▶ [DIRECTIVE A] In the entries below, repeat word for word every line from the one containing "y-axis-label-part: A <box>25 70 40 83</box>" down to the one containing "x-tick-label: 7 <box>526 829 534 843</box>".

▶ [ARTICLE]
WEIRDLAND: Happy Anniversary, Jerry Lewis!

Friday, March 16, 2018

Happy Anniversary, Jerry Lewis!


Jerry Lewis (The Joke Explained) video. Happy Anniversary!

Don’t try to sound wise or informed about Jerry Lewis, don’t try to shed light. He rejects being understood, quite properly, and his impulses live in darkness—a fact Jerry’s every twitch elucidated. The countless commentators who worked through the decades to label Jerry, judge him, pass sentence, never sat with him at the table, yet eagerly framed him in personal, not professional, terms. It is interesting that Jerry, an unwavering source of brilliance, was somehow not a source of illumination. Illumination was neither his method nor his path, although he was a blinding sun. The confession speech at the end of The Nutty Professor, where he breaks up during “That Old Black Magic,” then stands on the stage and tells the story of his life: it is pure sunshine, if also, simultaneously, degradation. One positively needed him to keep on, to be an ultimate survivor, a defier of time who would never lose his path in the desert of the real (Zizek). To claim that at the end he was no longer young is an immaterial lie, because he was young in a way that hurt us to consider: embarrassingly young, insouciantly young, proudly young, critically young, a person with young sensitivities, to whom rudeness was an attack.

▶ [EXTRACTED MATERIAL]
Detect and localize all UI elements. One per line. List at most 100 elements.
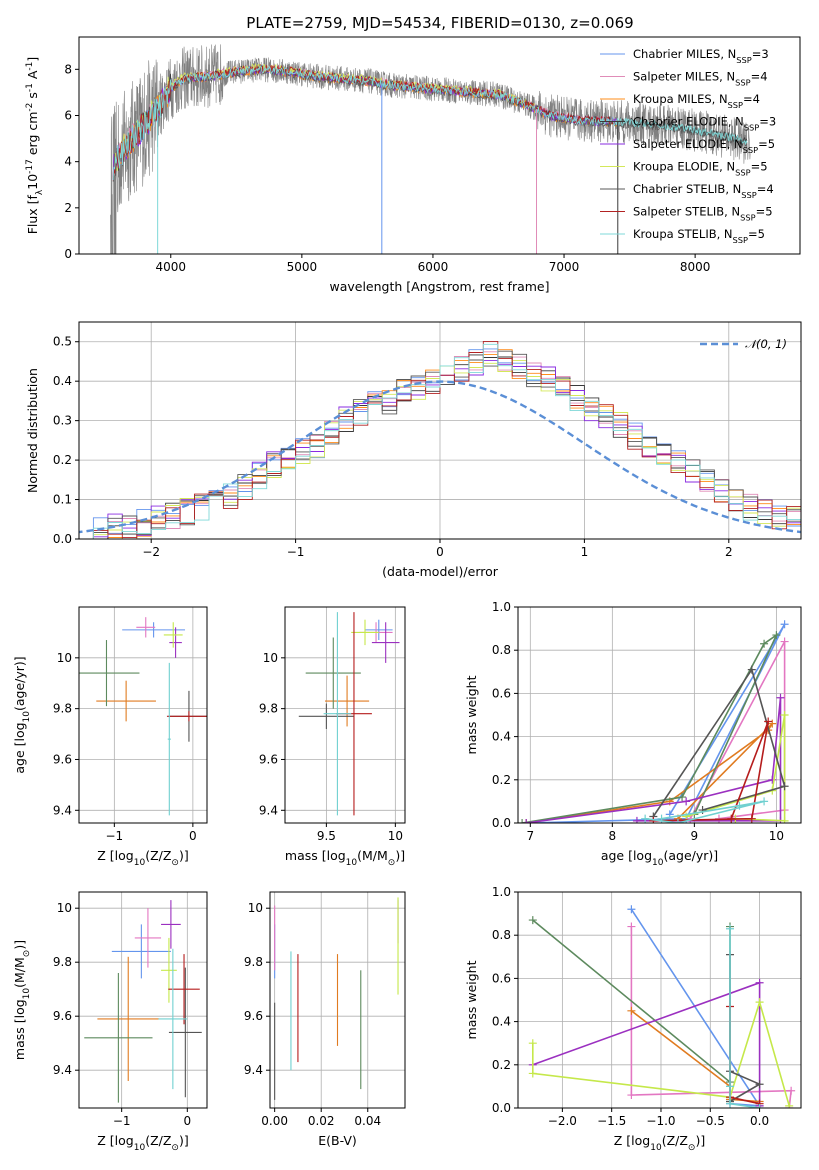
y-axis-label-part: A <box>25 70 40 83</box>
axes-frame: −2.0 −1.5 −1.0 −0.5 0.0 0.0 0.2 0.4 0.6 0.8 1.0 Z [… <box>464 885 802 1153</box>
x-tick-label: 8000 <box>680 260 711 274</box>
weight-marker <box>764 717 773 726</box>
legend-label: Chabrier MILES, N <box>633 47 736 61</box>
legend-entry: Salpeter ELODIE, NSSP=5 <box>633 137 775 155</box>
y-tick-label: 4 <box>64 155 72 169</box>
y-tick-label: 9.4 <box>244 1063 263 1077</box>
weight-marker <box>657 814 666 823</box>
plot-area <box>274 897 399 1100</box>
y-tick-label: 0 <box>64 247 72 261</box>
x-tick-label: 0.0 <box>750 1114 769 1128</box>
x-tick-label: 7 <box>526 829 534 843</box>
x-axis-label: mass [log10(M/M⊙)] <box>285 848 405 868</box>
x-axis-label-part: )] <box>695 1133 705 1148</box>
axes-border <box>517 606 802 824</box>
axes-border <box>517 891 802 1109</box>
y-tick-label: 9.6 <box>53 752 72 766</box>
weight-line-1 <box>526 623 786 823</box>
x-tick-label: 0 <box>183 1114 191 1128</box>
x-axis-label-part: (age/yr)] <box>663 848 718 863</box>
x-axis-label-part: (Z/Z <box>145 1133 171 1148</box>
legend-label: Kroupa ELODIE, N <box>633 160 735 174</box>
x-tick-label: 4000 <box>155 260 186 274</box>
y-axis-label-script: -17 <box>25 159 35 174</box>
y-tick-label: 0.6 <box>492 971 511 985</box>
weight-marker <box>780 816 789 823</box>
x-tick-label: 0.04 <box>354 1114 381 1128</box>
y-axis-label-part: erg cm <box>25 112 40 160</box>
weight-line-5 <box>526 697 782 823</box>
plot-area <box>79 617 207 816</box>
axes-spectrum: 4000 5000 6000 7000 8000 0 2 4 6 8 wavelength [Ang… <box>25 36 801 294</box>
weight-marker <box>768 719 777 728</box>
y-axis-label-script: ⊙ <box>22 950 32 958</box>
x-tick-label: 6000 <box>418 260 449 274</box>
y-axis-label-part: 10 <box>25 174 40 190</box>
y-tick-label: 0.4 <box>492 1015 511 1029</box>
x-axis-label-part: (data-model)/error <box>382 564 499 579</box>
weight-line-8 <box>653 721 769 822</box>
y-axis-label-part: (age/yr)] <box>12 656 27 711</box>
plot-area <box>110 44 751 254</box>
model-spectrum-7 <box>112 67 748 182</box>
y-axis-label-part: mass weight <box>464 960 479 1039</box>
x-axis-label-script: 10 <box>652 858 664 868</box>
x-tick-label: −2.0 <box>548 1114 577 1128</box>
weight-marker <box>632 816 641 823</box>
y-tick-label: 0.0 <box>492 816 511 830</box>
y-tick-label: 9.8 <box>244 955 263 969</box>
y-tick-label: 6 <box>64 108 72 122</box>
y-tick-label: 9.4 <box>53 803 72 817</box>
weight-marker <box>627 922 636 931</box>
figure-title: PLATE=2759, MJD=54534, FIBERID=0130, z=0… <box>246 14 633 32</box>
y-tick-label: 0.1 <box>53 493 72 507</box>
x-tick-label: −1.0 <box>646 1114 675 1128</box>
y-tick-label: 0.8 <box>492 928 511 942</box>
y-tick-label: 0.5 <box>53 335 72 349</box>
weight-marker <box>735 801 744 810</box>
x-tick-label: 10 <box>388 829 403 843</box>
legend-label-sub: SSP <box>743 145 758 155</box>
legend-label: Kroupa STELIB, N <box>633 227 733 241</box>
x-tick-label: 7000 <box>549 260 580 274</box>
legend-label-value: =4 <box>757 182 774 196</box>
y-tick-label: 0.3 <box>53 414 72 428</box>
weight-marker <box>755 1080 764 1089</box>
weight-marker <box>772 631 781 640</box>
x-tick-label: −0.5 <box>696 1114 725 1128</box>
x-axis-label-script: ⊙ <box>171 858 179 868</box>
axes-frame: 4000 5000 6000 7000 8000 0 2 4 6 8 wavelength [Ang… <box>25 36 801 294</box>
y-tick-label: 9.8 <box>259 702 278 716</box>
x-axis-label-part: wavelength [Angstrom, rest frame] <box>329 279 549 294</box>
weight-marker <box>755 978 764 987</box>
weight-marker <box>641 814 650 823</box>
x-tick-label: 10 <box>769 829 784 843</box>
legend-label-value: =4 <box>751 70 768 84</box>
x-tick-label: 2 <box>725 545 733 559</box>
x-axis-label-part: )] <box>395 848 405 863</box>
y-axis-label-part: age [log <box>12 722 27 773</box>
axes-frame: 0.00 0.02 0.04 9.4 9.6 9.8 10 E(B-V) <box>244 891 406 1148</box>
x-tick-label: −1 <box>113 1114 131 1128</box>
axes-mass-weight-vs-Z: −2.0 −1.5 −1.0 −0.5 0.0 0.0 0.2 0.4 0.6 0.8 1.0 Z [… <box>464 885 802 1153</box>
x-tick-label: 9.5 <box>317 829 336 843</box>
y-axis-label-part: )] <box>12 940 27 950</box>
x-axis-label-part: (Z/Z <box>662 1133 688 1148</box>
x-axis-label-part: mass [log <box>285 848 346 863</box>
y-tick-label: 0.2 <box>53 453 72 467</box>
x-axis-label-part: Z [log <box>614 1133 650 1148</box>
x-tick-label: −2 <box>142 545 160 559</box>
weight-marker <box>747 814 756 823</box>
x-axis-label: age [log10(age/yr)] <box>601 848 718 868</box>
normal-curve <box>79 380 801 534</box>
legend-entry: Kroupa ELODIE, NSSP=5 <box>633 160 768 178</box>
y-axis-label-part: (M/M <box>12 957 27 988</box>
y-axis-label-script: -2 <box>25 103 35 112</box>
y-axis-label: age [log10(age/yr)] <box>12 656 32 773</box>
y-tick-label: 0.2 <box>492 773 511 787</box>
y-axis-label-part: Flux [f <box>25 194 40 234</box>
legend-label-sub: SSP <box>735 168 750 178</box>
y-tick-label: 10 <box>57 651 72 665</box>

▶ [DIRECTIVE B] Quote the Jerry Lewis post above, everything from "WEIRDLAND: Happy Anniversary, Jerry" down to "video. Happy Anniversary!".

▶ [WRITTEN REPLY A]
y-axis-label-part: A <box>25 70 40 83</box>
axes-frame: −2.0 −1.5 −1.0 −0.5 0.0 0.0 0.2 0.4 0.6 0.8 1.0 Z [… <box>464 885 802 1153</box>
x-tick-label: 8000 <box>680 260 711 274</box>
weight-marker <box>764 717 773 726</box>
legend-label: Chabrier MILES, N <box>633 47 736 61</box>
legend-entry: Salpeter ELODIE, NSSP=5 <box>633 137 775 155</box>
y-tick-label: 4 <box>64 155 72 169</box>
y-tick-label: 9.4 <box>244 1063 263 1077</box>
weight-marker <box>657 814 666 823</box>
plot-area <box>274 897 399 1100</box>
y-tick-label: 0 <box>64 247 72 261</box>
x-tick-label: 0.0 <box>750 1114 769 1128</box>
x-tick-label: 7 <box>526 829 534 843</box>

▶ [WRITTEN REPLY B]
WEIRDLAND: Happy Anniversary, Jerry Lewis!

Friday, March 16, 2018

Happy Anniversary, Jerry Lewis!


Jerry Lewis (The Joke Explained) video. Happy Anniversary!